— START RAW DATA —

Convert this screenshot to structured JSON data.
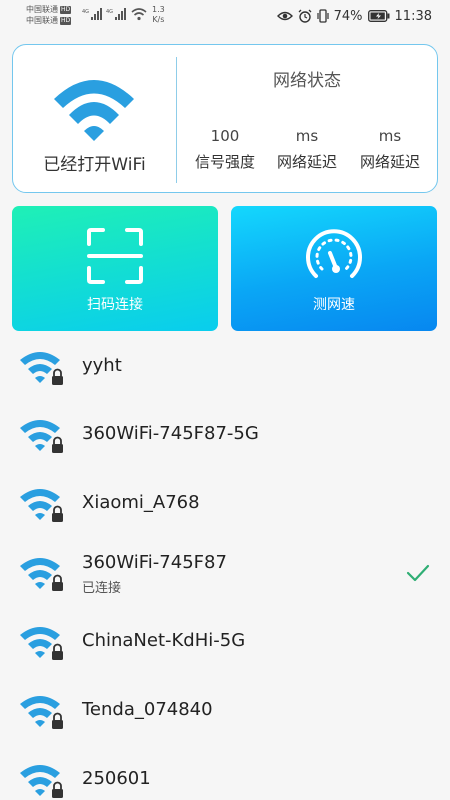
{
  "status_bar": {
    "carrier_1": "中国联通",
    "carrier_2": "中国联通",
    "hd_badge": "HD",
    "net_gen": "4G",
    "speed_value": "1.3",
    "speed_unit": "K/s",
    "battery": "74%",
    "time": "11:38",
    "icons": [
      "signal-icon",
      "wifi-icon",
      "eye-icon",
      "alarm-icon",
      "vibrate-icon",
      "battery-icon"
    ]
  },
  "overview": {
    "wifi_state": "已经打开WiFi",
    "network_title": "网络状态",
    "metrics": [
      {
        "value": "100",
        "label": "信号强度"
      },
      {
        "value": "ms",
        "label": "网络延迟"
      },
      {
        "value": "ms",
        "label": "网络延迟"
      }
    ]
  },
  "actions": {
    "scan_label": "扫码连接",
    "speed_label": "测网速"
  },
  "wifi_list": [
    {
      "name": "yyht",
      "status": "",
      "connected": false,
      "locked": true
    },
    {
      "name": "360WiFi-745F87-5G",
      "status": "",
      "connected": false,
      "locked": true
    },
    {
      "name": "Xiaomi_A768",
      "status": "",
      "connected": false,
      "locked": true
    },
    {
      "name": "360WiFi-745F87",
      "status": "已连接",
      "connected": true,
      "locked": true
    },
    {
      "name": "ChinaNet-KdHi-5G",
      "status": "",
      "connected": false,
      "locked": true
    },
    {
      "name": "Tenda_074840",
      "status": "",
      "connected": false,
      "locked": true
    },
    {
      "name": "250601",
      "status": "",
      "connected": false,
      "locked": true
    }
  ],
  "colors": {
    "wifi_icon": "#2a9fe0",
    "card_border": "#74c7ee",
    "check": "#2fae74",
    "scan_tile_from": "#1ff0b6",
    "scan_tile_to": "#09cdee",
    "speed_tile_from": "#14d8fd",
    "speed_tile_to": "#0787f0"
  }
}
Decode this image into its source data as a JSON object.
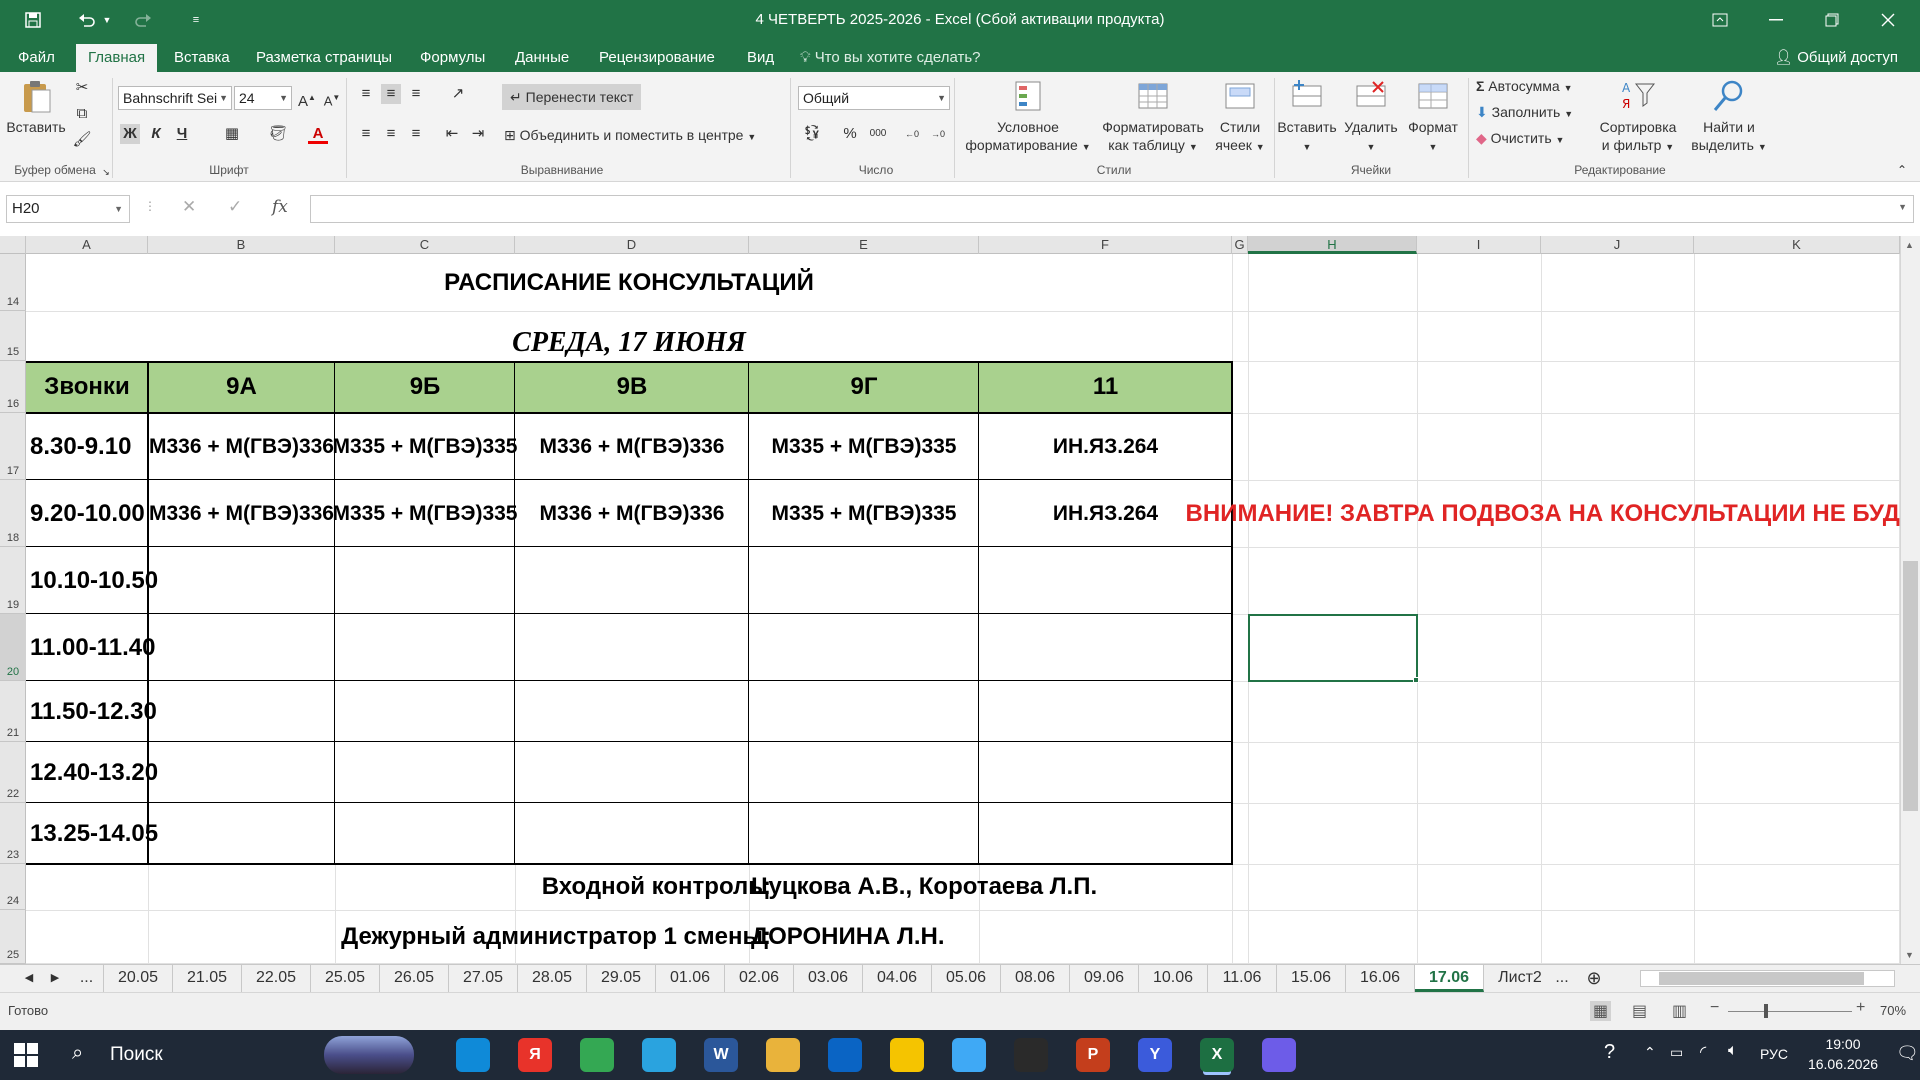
{
  "window": {
    "title": "4 ЧЕТВЕРТЬ 2025-2026 - Excel (Сбой активации продукта)",
    "colors": {
      "accent": "#217346",
      "table_header": "#a9d18e",
      "warning": "#e02424"
    }
  },
  "menu": {
    "tabs": [
      "Файл",
      "Главная",
      "Вставка",
      "Разметка страницы",
      "Формулы",
      "Данные",
      "Рецензирование",
      "Вид"
    ],
    "active_tab": "Главная",
    "tell_me": "Что вы хотите сделать?",
    "share": "Общий доступ"
  },
  "ribbon": {
    "clipboard": {
      "paste": "Вставить",
      "group": "Буфер обмена"
    },
    "font": {
      "name": "Bahnschrift Sei",
      "size": "24",
      "group": "Шрифт",
      "bold": "Ж",
      "italic": "К",
      "underline": "Ч"
    },
    "alignment": {
      "wrap": "Перенести текст",
      "merge": "Объединить и поместить в центре",
      "group": "Выравнивание"
    },
    "number": {
      "format": "Общий",
      "group": "Число"
    },
    "styles": {
      "conditional": [
        "Условное",
        "форматирование"
      ],
      "as_table": [
        "Форматировать",
        "как таблицу"
      ],
      "cell_styles": [
        "Стили",
        "ячеек"
      ],
      "group": "Стили"
    },
    "cells": {
      "insert": "Вставить",
      "delete": "Удалить",
      "format": "Формат",
      "group": "Ячейки"
    },
    "editing": {
      "autosum": "Автосумма",
      "fill": "Заполнить",
      "clear": "Очистить",
      "sort": [
        "Сортировка",
        "и фильтр"
      ],
      "find": [
        "Найти и",
        "выделить"
      ],
      "group": "Редактирование"
    }
  },
  "formula_bar": {
    "name_box": "H20",
    "value": ""
  },
  "columns": [
    "A",
    "B",
    "C",
    "D",
    "E",
    "F",
    "G",
    "H",
    "I",
    "J",
    "K"
  ],
  "selected_column": "H",
  "rows": [
    "14",
    "15",
    "16",
    "17",
    "18",
    "19",
    "20",
    "21",
    "22",
    "23",
    "24",
    "25"
  ],
  "selected_row": "20",
  "sheet": {
    "title": "РАСПИСАНИЕ КОНСУЛЬТАЦИЙ",
    "date": "СРЕДА, 17 ИЮНЯ",
    "headers": [
      "Звонки",
      "9А",
      "9Б",
      "9В",
      "9Г",
      "11"
    ],
    "schedule": [
      [
        "8.30-9.10",
        "М336 + М(ГВЭ)336",
        "М335 + М(ГВЭ)335",
        "М336 + М(ГВЭ)336",
        "М335 + М(ГВЭ)335",
        "ИН.ЯЗ.264"
      ],
      [
        "9.20-10.00",
        "М336 + М(ГВЭ)336",
        "М335 + М(ГВЭ)335",
        "М336 + М(ГВЭ)336",
        "М335 + М(ГВЭ)335",
        "ИН.ЯЗ.264"
      ],
      [
        "10.10-10.50",
        "",
        "",
        "",
        "",
        ""
      ],
      [
        "11.00-11.40",
        "",
        "",
        "",
        "",
        ""
      ],
      [
        "11.50-12.30",
        "",
        "",
        "",
        "",
        ""
      ],
      [
        "12.40-13.20",
        "",
        "",
        "",
        "",
        ""
      ],
      [
        "13.25-14.05",
        "",
        "",
        "",
        "",
        ""
      ]
    ],
    "entry_control_label": "Входной контроль:",
    "entry_control_value": "Цуцкова А.В., Коротаева Л.П.",
    "duty_label": "Дежурный администратор 1 смены:",
    "duty_value": "ДОРОНИНА Л.Н.",
    "notice": "ВНИМАНИЕ! ЗАВТРА ПОДВОЗА НА КОНСУЛЬТАЦИИ НЕ БУДЕТ!"
  },
  "sheet_tabs": {
    "tabs": [
      "20.05",
      "21.05",
      "22.05",
      "25.05",
      "26.05",
      "27.05",
      "28.05",
      "29.05",
      "01.06",
      "02.06",
      "03.06",
      "04.06",
      "05.06",
      "08.06",
      "09.06",
      "10.06",
      "11.06",
      "15.06",
      "16.06",
      "17.06",
      "Лист2"
    ],
    "active": "17.06",
    "ellipsis": "..."
  },
  "status": {
    "ready": "Готово",
    "zoom": "70%"
  },
  "taskbar": {
    "search": "Поиск",
    "lang": "РУС",
    "time": "19:00",
    "date": "16.06.2026",
    "apps": [
      {
        "icon": "edge-icon",
        "label": "",
        "color": "#0f8ad8"
      },
      {
        "icon": "yandex-icon",
        "label": "Я",
        "color": "#e8332a"
      },
      {
        "icon": "chrome-icon",
        "label": "",
        "color": "#34a853"
      },
      {
        "icon": "telegram-icon",
        "label": "",
        "color": "#2aa3df"
      },
      {
        "icon": "word-icon",
        "label": "W",
        "color": "#2b579a"
      },
      {
        "icon": "folder-icon",
        "label": "",
        "color": "#e9b33b"
      },
      {
        "icon": "outlook-icon",
        "label": "",
        "color": "#0a64c4"
      },
      {
        "icon": "market-icon",
        "label": "",
        "color": "#f5c400"
      },
      {
        "icon": "messenger-icon",
        "label": "",
        "color": "#3fa9f5"
      },
      {
        "icon": "bolt-icon",
        "label": "",
        "color": "#2a2a2a"
      },
      {
        "icon": "powerpoint-icon",
        "label": "P",
        "color": "#c43e1c"
      },
      {
        "icon": "yandex-browser-icon",
        "label": "Y",
        "color": "#3b5bdb"
      },
      {
        "icon": "excel-icon",
        "label": "X",
        "color": "#1d6f42"
      },
      {
        "icon": "chat-icon",
        "label": "",
        "color": "#6d5ce8"
      }
    ]
  }
}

— END RAW DATA —

WHAT YOU SHOULD DO:
Without the pictures, return the entries exactly as they appear.

RESPONSE TO THIS EXERCISE:
Convert this screenshot to structured JSON data.
{
  "status_bar": {
    "carrier_1": "中国联通",
    "carrier_2": "中国联通",
    "hd_badge": "HD",
    "net_gen": "4G",
    "speed_value": "1.3",
    "speed_unit": "K/s",
    "battery": "74%",
    "time": "11:38",
    "icons": [
      "signal-icon",
      "wifi-icon",
      "eye-icon",
      "alarm-icon",
      "vibrate-icon",
      "battery-icon"
    ]
  },
  "overview": {
    "wifi_state": "已经打开WiFi",
    "network_title": "网络状态",
    "metrics": [
      {
        "value": "100",
        "label": "信号强度"
      },
      {
        "value": "ms",
        "label": "网络延迟"
      },
      {
        "value": "ms",
        "label": "网络延迟"
      }
    ]
  },
  "actions": {
    "scan_label": "扫码连接",
    "speed_label": "测网速"
  },
  "wifi_list": [
    {
      "name": "yyht",
      "status": "",
      "connected": false,
      "locked": true
    },
    {
      "name": "360WiFi-745F87-5G",
      "status": "",
      "connected": false,
      "locked": true
    },
    {
      "name": "Xiaomi_A768",
      "status": "",
      "connected": false,
      "locked": true
    },
    {
      "name": "360WiFi-745F87",
      "status": "已连接",
      "connected": true,
      "locked": true
    },
    {
      "name": "ChinaNet-KdHi-5G",
      "status": "",
      "connected": false,
      "locked": true
    },
    {
      "name": "Tenda_074840",
      "status": "",
      "connected": false,
      "locked": true
    },
    {
      "name": "250601",
      "status": "",
      "connected": false,
      "locked": true
    }
  ],
  "colors": {
    "wifi_icon": "#2a9fe0",
    "card_border": "#74c7ee",
    "check": "#2fae74",
    "scan_tile_from": "#1ff0b6",
    "scan_tile_to": "#09cdee",
    "speed_tile_from": "#14d8fd",
    "speed_tile_to": "#0787f0"
  }
}
Decode this image into its source data as a JSON object.
{
  "window": {
    "title": "4 ЧЕТВЕРТЬ 2025-2026 - Excel (Сбой активации продукта)",
    "colors": {
      "accent": "#217346",
      "table_header": "#a9d18e",
      "warning": "#e02424"
    }
  },
  "menu": {
    "tabs": [
      "Файл",
      "Главная",
      "Вставка",
      "Разметка страницы",
      "Формулы",
      "Данные",
      "Рецензирование",
      "Вид"
    ],
    "active_tab": "Главная",
    "tell_me": "Что вы хотите сделать?",
    "share": "Общий доступ"
  },
  "ribbon": {
    "clipboard": {
      "paste": "Вставить",
      "group": "Буфер обмена"
    },
    "font": {
      "name": "Bahnschrift Sei",
      "size": "24",
      "group": "Шрифт",
      "bold": "Ж",
      "italic": "К",
      "underline": "Ч"
    },
    "alignment": {
      "wrap": "Перенести текст",
      "merge": "Объединить и поместить в центре",
      "group": "Выравнивание"
    },
    "number": {
      "format": "Общий",
      "group": "Число"
    },
    "styles": {
      "conditional": [
        "Условное",
        "форматирование"
      ],
      "as_table": [
        "Форматировать",
        "как таблицу"
      ],
      "cell_styles": [
        "Стили",
        "ячеек"
      ],
      "group": "Стили"
    },
    "cells": {
      "insert": "Вставить",
      "delete": "Удалить",
      "format": "Формат",
      "group": "Ячейки"
    },
    "editing": {
      "autosum": "Автосумма",
      "fill": "Заполнить",
      "clear": "Очистить",
      "sort": [
        "Сортировка",
        "и фильтр"
      ],
      "find": [
        "Найти и",
        "выделить"
      ],
      "group": "Редактирование"
    }
  },
  "formula_bar": {
    "name_box": "H20",
    "value": ""
  },
  "columns": [
    "A",
    "B",
    "C",
    "D",
    "E",
    "F",
    "G",
    "H",
    "I",
    "J",
    "K"
  ],
  "selected_column": "H",
  "rows": [
    "14",
    "15",
    "16",
    "17",
    "18",
    "19",
    "20",
    "21",
    "22",
    "23",
    "24",
    "25"
  ],
  "selected_row": "20",
  "sheet": {
    "title": "РАСПИСАНИЕ КОНСУЛЬТАЦИЙ",
    "date": "СРЕДА, 17 ИЮНЯ",
    "headers": [
      "Звонки",
      "9А",
      "9Б",
      "9В",
      "9Г",
      "11"
    ],
    "schedule": [
      [
        "8.30-9.10",
        "М336 + М(ГВЭ)336",
        "М335 + М(ГВЭ)335",
        "М336 + М(ГВЭ)336",
        "М335 + М(ГВЭ)335",
        "ИН.ЯЗ.264"
      ],
      [
        "9.20-10.00",
        "М336 + М(ГВЭ)336",
        "М335 + М(ГВЭ)335",
        "М336 + М(ГВЭ)336",
        "М335 + М(ГВЭ)335",
        "ИН.ЯЗ.264"
      ],
      [
        "10.10-10.50",
        "",
        "",
        "",
        "",
        ""
      ],
      [
        "11.00-11.40",
        "",
        "",
        "",
        "",
        ""
      ],
      [
        "11.50-12.30",
        "",
        "",
        "",
        "",
        ""
      ],
      [
        "12.40-13.20",
        "",
        "",
        "",
        "",
        ""
      ],
      [
        "13.25-14.05",
        "",
        "",
        "",
        "",
        ""
      ]
    ],
    "entry_control_label": "Входной контроль:",
    "entry_control_value": "Цуцкова А.В., Коротаева Л.П.",
    "duty_label": "Дежурный администратор 1 смены:",
    "duty_value": "ДОРОНИНА Л.Н.",
    "notice": "ВНИМАНИЕ! ЗАВТРА ПОДВОЗА НА КОНСУЛЬТАЦИИ НЕ БУДЕТ!"
  },
  "sheet_tabs": {
    "tabs": [
      "20.05",
      "21.05",
      "22.05",
      "25.05",
      "26.05",
      "27.05",
      "28.05",
      "29.05",
      "01.06",
      "02.06",
      "03.06",
      "04.06",
      "05.06",
      "08.06",
      "09.06",
      "10.06",
      "11.06",
      "15.06",
      "16.06",
      "17.06",
      "Лист2"
    ],
    "active": "17.06",
    "ellipsis": "..."
  },
  "status": {
    "ready": "Готово",
    "zoom": "70%"
  },
  "taskbar": {
    "search": "Поиск",
    "lang": "РУС",
    "time": "19:00",
    "date": "16.06.2026",
    "apps": [
      {
        "icon": "edge-icon",
        "label": "",
        "color": "#0f8ad8"
      },
      {
        "icon": "yandex-icon",
        "label": "Я",
        "color": "#e8332a"
      },
      {
        "icon": "chrome-icon",
        "label": "",
        "color": "#34a853"
      },
      {
        "icon": "telegram-icon",
        "label": "",
        "color": "#2aa3df"
      },
      {
        "icon": "word-icon",
        "label": "W",
        "color": "#2b579a"
      },
      {
        "icon": "folder-icon",
        "label": "",
        "color": "#e9b33b"
      },
      {
        "icon": "outlook-icon",
        "label": "",
        "color": "#0a64c4"
      },
      {
        "icon": "market-icon",
        "label": "",
        "color": "#f5c400"
      },
      {
        "icon": "messenger-icon",
        "label": "",
        "color": "#3fa9f5"
      },
      {
        "icon": "bolt-icon",
        "label": "",
        "color": "#2a2a2a"
      },
      {
        "icon": "powerpoint-icon",
        "label": "P",
        "color": "#c43e1c"
      },
      {
        "icon": "yandex-browser-icon",
        "label": "Y",
        "color": "#3b5bdb"
      },
      {
        "icon": "excel-icon",
        "label": "X",
        "color": "#1d6f42"
      },
      {
        "icon": "chat-icon",
        "label": "",
        "color": "#6d5ce8"
      }
    ]
  }
}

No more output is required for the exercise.